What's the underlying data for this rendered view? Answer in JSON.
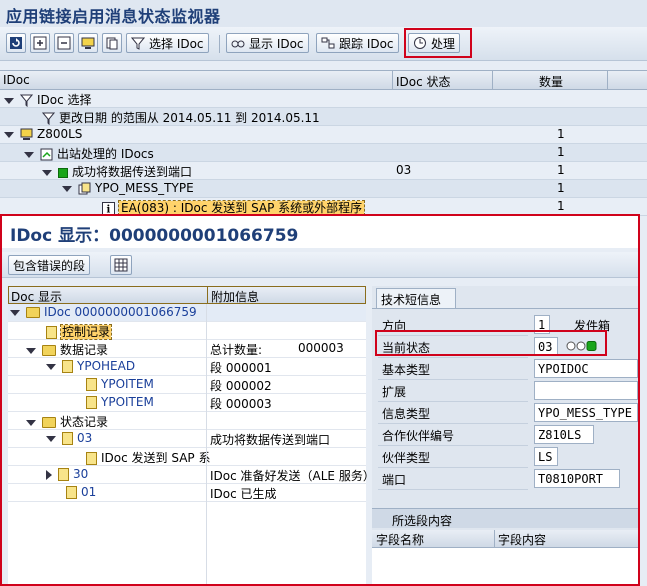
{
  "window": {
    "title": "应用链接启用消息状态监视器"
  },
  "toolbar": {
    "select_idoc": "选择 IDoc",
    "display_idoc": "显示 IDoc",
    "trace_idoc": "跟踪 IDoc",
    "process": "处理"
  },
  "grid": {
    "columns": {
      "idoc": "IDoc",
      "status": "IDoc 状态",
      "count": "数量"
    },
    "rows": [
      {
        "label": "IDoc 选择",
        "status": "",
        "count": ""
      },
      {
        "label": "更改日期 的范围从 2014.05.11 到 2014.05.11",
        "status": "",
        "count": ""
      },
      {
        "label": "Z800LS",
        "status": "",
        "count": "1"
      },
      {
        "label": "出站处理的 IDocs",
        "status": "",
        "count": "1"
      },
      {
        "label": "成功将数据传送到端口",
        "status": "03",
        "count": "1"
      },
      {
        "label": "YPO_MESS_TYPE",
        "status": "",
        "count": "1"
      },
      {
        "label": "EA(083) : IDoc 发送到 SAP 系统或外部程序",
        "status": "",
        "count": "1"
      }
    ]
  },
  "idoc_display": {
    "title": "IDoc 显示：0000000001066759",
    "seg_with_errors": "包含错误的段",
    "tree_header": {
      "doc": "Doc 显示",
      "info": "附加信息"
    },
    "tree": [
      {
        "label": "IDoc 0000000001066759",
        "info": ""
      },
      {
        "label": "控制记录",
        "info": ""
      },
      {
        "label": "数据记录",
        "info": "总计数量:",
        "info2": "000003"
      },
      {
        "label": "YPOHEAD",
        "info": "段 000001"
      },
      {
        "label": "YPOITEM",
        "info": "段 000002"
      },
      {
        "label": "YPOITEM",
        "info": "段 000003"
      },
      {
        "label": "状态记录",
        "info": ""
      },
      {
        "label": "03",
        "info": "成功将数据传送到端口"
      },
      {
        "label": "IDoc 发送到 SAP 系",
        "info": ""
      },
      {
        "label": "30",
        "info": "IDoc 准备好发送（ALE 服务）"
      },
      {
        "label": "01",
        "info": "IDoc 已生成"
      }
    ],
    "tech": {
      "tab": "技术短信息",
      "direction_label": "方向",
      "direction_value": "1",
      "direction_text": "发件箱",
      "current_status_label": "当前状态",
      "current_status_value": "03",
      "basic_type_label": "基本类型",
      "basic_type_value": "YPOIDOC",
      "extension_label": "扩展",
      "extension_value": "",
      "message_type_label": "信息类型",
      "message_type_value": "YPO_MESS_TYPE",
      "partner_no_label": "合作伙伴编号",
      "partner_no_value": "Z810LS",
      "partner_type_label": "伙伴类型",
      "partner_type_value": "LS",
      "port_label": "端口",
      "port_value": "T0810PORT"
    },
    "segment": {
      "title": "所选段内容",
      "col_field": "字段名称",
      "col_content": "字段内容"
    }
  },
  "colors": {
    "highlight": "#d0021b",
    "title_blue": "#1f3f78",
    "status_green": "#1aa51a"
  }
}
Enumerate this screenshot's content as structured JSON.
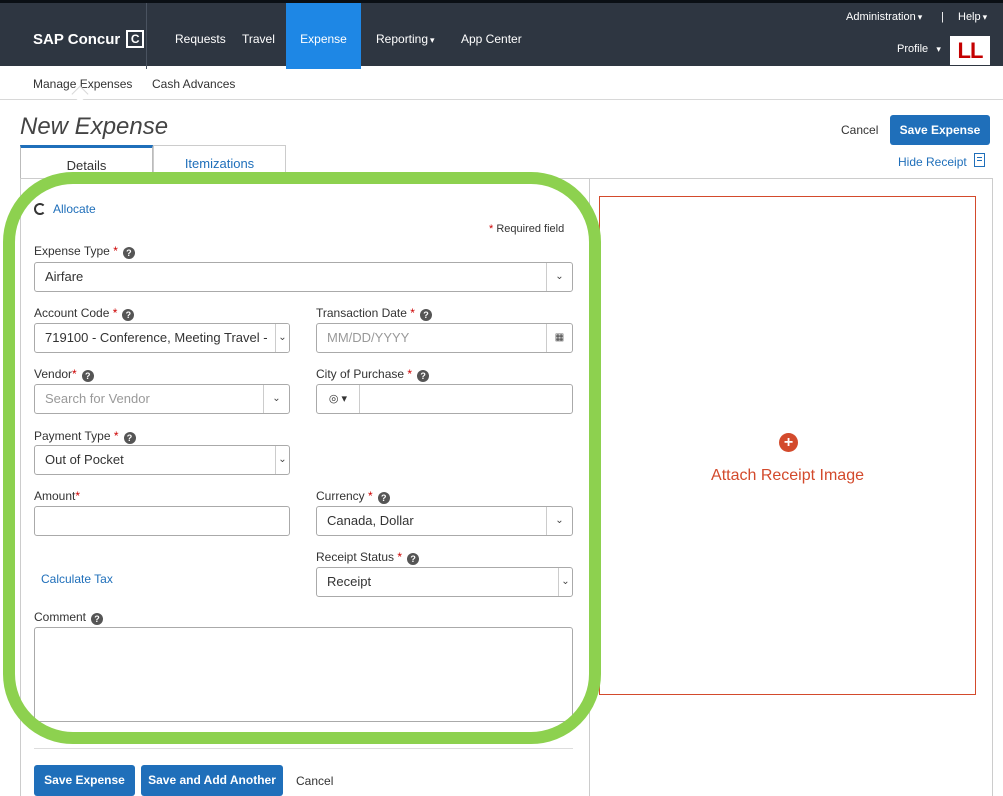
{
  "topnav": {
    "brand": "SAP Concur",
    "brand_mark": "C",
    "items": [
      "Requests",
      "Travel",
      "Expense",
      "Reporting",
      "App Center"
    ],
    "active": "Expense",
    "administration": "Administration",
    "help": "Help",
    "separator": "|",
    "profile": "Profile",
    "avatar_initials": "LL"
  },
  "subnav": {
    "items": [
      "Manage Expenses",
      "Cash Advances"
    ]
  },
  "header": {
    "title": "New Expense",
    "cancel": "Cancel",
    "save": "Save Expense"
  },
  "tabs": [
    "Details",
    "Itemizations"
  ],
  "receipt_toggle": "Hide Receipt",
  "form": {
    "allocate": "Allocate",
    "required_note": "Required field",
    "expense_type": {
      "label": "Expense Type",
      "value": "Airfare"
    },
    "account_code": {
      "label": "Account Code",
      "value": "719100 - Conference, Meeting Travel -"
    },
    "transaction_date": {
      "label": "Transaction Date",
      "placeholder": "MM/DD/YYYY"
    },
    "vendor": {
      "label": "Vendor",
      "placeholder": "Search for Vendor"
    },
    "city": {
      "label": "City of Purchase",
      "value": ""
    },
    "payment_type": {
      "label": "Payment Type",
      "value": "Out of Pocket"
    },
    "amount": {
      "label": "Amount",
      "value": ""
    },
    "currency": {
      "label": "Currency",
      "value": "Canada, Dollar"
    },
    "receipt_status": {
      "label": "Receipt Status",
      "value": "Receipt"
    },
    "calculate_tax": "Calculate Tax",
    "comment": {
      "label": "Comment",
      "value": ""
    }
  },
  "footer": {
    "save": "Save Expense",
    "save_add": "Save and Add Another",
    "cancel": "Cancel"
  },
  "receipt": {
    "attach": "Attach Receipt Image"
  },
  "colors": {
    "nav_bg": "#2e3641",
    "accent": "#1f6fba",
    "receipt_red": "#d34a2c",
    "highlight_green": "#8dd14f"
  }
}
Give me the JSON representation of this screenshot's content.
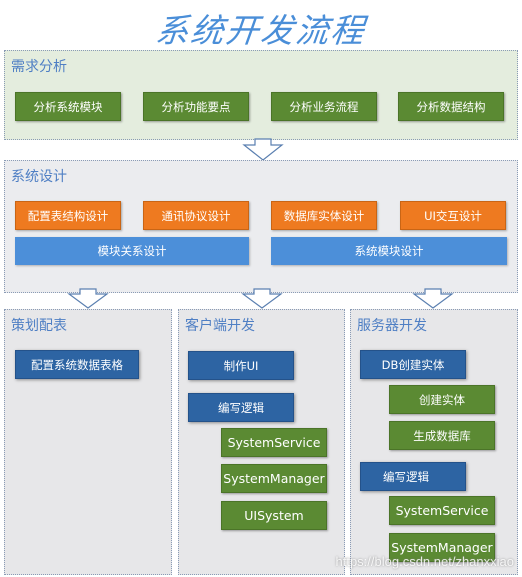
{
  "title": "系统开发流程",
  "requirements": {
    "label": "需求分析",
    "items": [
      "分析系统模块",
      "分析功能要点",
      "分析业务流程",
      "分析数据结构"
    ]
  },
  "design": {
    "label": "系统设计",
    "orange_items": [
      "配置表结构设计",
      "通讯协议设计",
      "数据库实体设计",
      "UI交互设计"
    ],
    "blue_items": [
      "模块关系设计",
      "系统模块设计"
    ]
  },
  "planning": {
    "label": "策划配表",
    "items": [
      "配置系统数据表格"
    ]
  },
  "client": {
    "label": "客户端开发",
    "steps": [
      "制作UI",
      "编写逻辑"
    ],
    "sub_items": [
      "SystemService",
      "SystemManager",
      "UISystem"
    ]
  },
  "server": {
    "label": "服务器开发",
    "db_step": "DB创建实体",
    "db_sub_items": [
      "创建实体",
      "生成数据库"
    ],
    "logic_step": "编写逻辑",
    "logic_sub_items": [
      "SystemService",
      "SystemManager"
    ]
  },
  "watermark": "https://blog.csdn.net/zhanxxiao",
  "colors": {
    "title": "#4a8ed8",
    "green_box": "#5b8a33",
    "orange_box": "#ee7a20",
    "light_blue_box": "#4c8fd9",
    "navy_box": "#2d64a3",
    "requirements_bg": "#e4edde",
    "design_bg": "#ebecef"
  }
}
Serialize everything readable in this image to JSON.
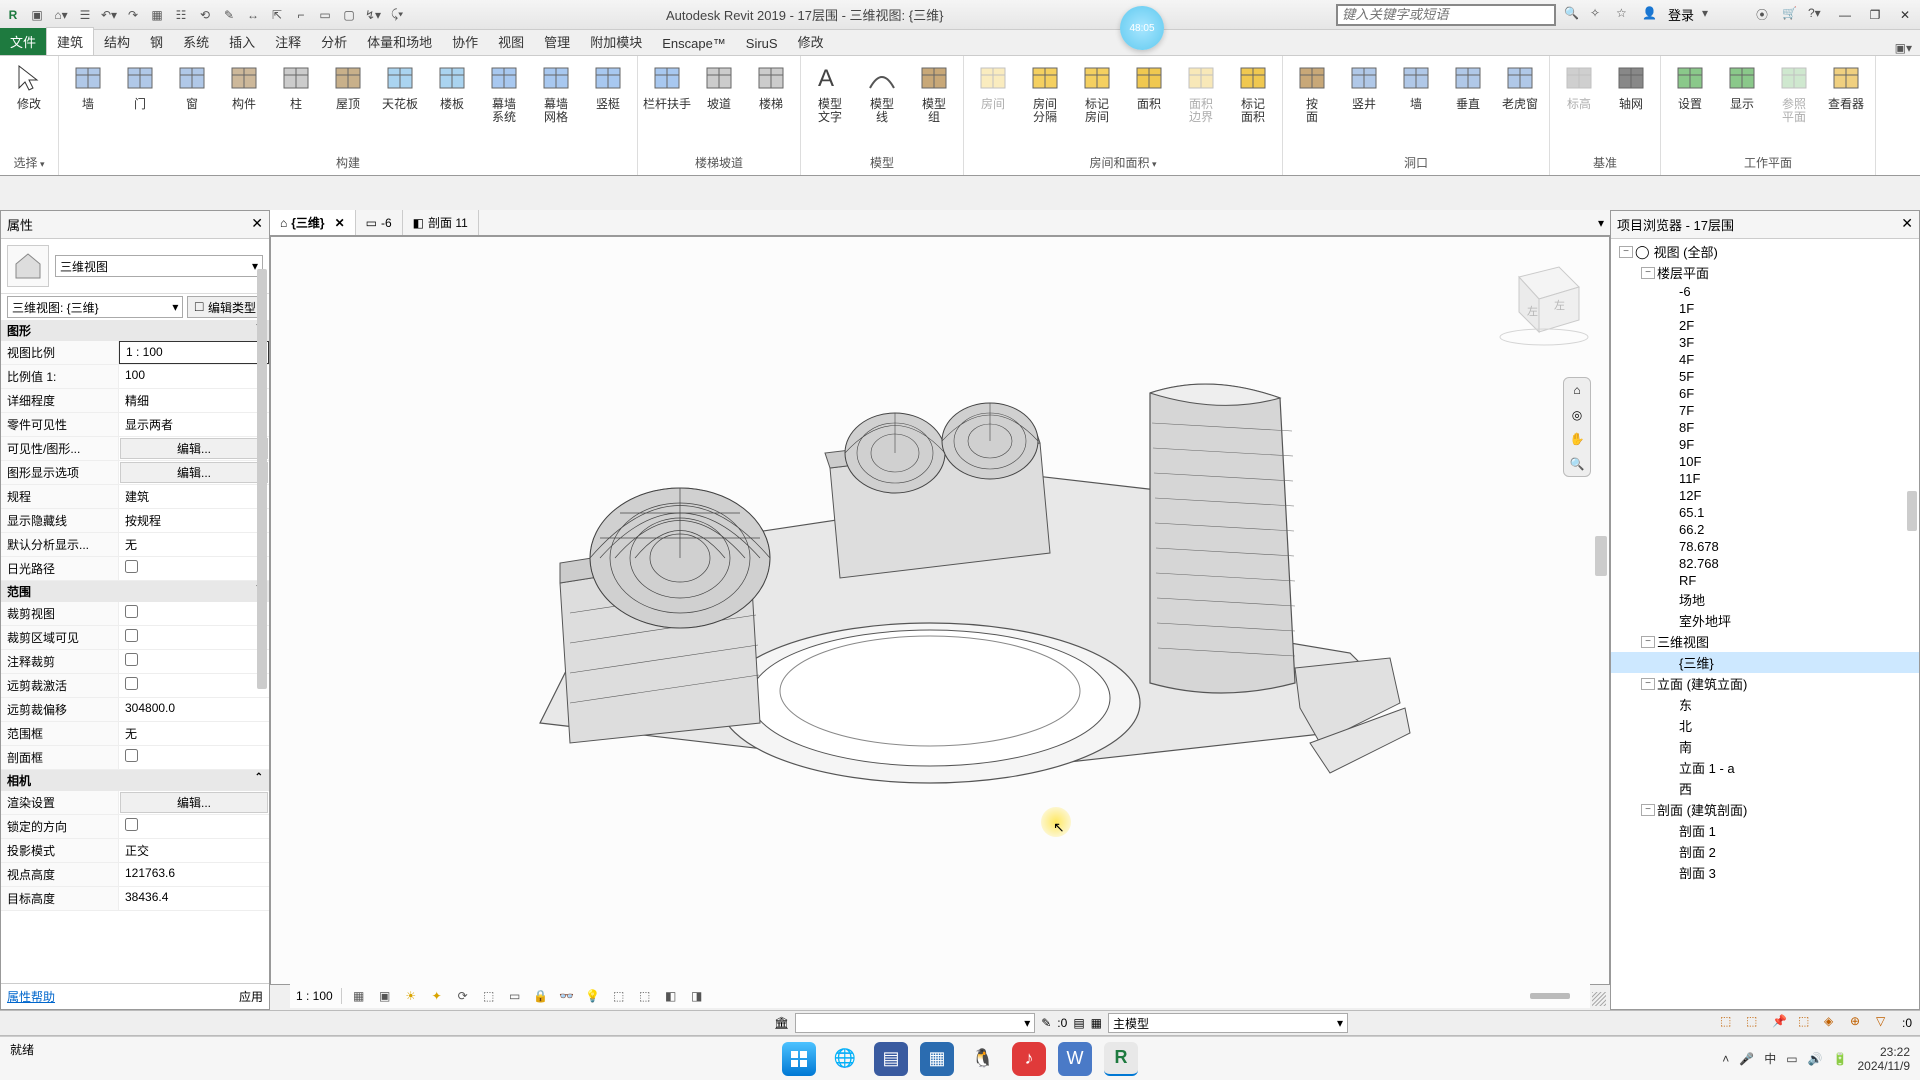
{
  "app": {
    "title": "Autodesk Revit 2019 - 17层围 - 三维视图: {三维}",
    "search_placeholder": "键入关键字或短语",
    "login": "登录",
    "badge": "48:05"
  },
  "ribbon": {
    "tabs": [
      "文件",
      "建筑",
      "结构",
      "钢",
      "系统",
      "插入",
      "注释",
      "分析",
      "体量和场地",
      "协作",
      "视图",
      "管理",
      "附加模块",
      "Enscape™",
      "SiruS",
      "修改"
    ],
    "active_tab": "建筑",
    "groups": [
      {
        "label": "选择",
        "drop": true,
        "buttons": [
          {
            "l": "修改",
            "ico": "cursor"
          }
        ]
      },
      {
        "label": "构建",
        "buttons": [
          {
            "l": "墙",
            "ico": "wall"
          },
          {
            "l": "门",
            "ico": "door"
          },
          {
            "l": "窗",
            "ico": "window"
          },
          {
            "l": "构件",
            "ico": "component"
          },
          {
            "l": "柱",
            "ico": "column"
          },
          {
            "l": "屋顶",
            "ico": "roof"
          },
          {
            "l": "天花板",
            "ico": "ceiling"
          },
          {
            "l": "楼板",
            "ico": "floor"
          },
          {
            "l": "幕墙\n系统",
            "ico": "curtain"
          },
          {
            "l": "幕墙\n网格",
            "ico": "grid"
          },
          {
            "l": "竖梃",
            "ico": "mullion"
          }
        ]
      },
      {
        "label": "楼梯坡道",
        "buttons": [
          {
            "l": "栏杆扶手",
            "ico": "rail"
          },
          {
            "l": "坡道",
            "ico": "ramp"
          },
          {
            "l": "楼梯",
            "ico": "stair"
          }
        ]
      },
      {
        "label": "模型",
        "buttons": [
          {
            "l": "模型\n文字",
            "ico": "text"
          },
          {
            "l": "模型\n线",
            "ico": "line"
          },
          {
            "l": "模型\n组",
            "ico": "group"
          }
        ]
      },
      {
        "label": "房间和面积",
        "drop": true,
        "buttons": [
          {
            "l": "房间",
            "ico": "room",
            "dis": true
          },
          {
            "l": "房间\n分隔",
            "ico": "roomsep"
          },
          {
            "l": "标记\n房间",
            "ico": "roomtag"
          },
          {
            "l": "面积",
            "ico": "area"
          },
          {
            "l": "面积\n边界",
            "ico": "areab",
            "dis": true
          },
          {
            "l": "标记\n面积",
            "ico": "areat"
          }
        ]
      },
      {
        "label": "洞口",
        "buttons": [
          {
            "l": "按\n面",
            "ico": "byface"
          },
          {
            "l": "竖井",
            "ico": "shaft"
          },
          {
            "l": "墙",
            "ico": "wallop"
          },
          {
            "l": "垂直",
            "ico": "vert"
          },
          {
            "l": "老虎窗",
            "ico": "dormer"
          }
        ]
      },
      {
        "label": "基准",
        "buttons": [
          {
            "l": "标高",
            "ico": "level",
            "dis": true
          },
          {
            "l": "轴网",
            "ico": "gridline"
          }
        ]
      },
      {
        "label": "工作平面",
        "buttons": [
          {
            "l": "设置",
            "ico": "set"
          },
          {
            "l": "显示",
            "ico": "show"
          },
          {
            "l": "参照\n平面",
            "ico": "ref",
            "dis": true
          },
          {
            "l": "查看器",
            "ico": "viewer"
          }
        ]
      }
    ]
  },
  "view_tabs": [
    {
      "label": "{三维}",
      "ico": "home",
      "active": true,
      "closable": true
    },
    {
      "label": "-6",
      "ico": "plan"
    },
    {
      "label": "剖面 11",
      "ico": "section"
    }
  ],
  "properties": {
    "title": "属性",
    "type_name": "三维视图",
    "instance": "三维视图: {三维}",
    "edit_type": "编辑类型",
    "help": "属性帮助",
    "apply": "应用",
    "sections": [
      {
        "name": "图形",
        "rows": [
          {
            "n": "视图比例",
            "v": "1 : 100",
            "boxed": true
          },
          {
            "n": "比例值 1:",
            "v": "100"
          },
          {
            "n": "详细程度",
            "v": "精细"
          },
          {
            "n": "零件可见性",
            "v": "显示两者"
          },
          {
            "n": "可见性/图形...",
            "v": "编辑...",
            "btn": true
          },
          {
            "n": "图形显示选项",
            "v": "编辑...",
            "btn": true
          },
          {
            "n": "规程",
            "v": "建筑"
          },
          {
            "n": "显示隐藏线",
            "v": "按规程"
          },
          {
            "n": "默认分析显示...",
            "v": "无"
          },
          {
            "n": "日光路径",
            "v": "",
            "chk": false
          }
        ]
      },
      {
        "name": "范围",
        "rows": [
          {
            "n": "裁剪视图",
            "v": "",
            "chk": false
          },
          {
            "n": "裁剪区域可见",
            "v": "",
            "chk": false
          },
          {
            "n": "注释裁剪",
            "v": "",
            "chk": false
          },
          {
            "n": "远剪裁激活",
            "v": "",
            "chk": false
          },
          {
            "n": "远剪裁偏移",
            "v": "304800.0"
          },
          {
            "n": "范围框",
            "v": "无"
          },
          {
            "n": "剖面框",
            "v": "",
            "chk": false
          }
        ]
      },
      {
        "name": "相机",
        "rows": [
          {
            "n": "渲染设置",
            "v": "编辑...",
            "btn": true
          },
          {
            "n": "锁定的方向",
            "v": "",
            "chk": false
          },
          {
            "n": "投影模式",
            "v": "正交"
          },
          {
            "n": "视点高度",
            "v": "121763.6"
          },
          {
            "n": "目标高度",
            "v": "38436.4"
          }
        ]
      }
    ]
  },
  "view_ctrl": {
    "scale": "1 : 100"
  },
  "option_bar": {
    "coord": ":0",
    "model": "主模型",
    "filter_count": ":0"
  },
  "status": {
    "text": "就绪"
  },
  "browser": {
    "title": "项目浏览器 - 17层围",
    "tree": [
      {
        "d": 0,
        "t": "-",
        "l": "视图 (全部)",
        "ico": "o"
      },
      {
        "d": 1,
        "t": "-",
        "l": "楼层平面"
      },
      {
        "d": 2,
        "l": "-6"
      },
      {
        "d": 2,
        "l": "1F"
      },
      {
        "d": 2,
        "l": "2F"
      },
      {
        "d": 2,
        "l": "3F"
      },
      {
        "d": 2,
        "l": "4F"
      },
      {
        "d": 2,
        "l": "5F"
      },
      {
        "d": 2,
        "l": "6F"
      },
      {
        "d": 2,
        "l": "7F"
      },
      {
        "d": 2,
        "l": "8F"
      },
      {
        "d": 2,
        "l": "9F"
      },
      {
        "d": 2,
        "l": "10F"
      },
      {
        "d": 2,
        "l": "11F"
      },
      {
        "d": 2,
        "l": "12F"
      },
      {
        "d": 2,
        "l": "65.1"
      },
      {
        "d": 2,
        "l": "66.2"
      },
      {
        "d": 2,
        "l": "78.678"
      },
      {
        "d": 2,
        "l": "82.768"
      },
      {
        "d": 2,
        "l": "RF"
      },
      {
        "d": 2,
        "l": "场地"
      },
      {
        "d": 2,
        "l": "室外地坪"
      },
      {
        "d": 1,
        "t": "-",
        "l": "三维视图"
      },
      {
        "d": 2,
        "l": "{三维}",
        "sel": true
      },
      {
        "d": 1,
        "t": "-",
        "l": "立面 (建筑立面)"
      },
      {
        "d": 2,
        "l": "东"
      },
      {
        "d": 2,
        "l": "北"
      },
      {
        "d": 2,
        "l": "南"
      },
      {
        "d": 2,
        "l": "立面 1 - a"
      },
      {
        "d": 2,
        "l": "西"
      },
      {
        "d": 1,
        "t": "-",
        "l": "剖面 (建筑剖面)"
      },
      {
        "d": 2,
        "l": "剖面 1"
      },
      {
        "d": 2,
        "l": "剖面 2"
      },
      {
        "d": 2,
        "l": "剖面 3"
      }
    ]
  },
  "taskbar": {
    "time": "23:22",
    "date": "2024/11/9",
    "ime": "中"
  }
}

______________________________

* _GIVEN REQUEST_
Check each line of the records for the word "Travel" and extract those that contain it.

* _ANSWER FOR THE TASK_
      "Travel",
      "value": "719100 - Conference, Meeting Travel -"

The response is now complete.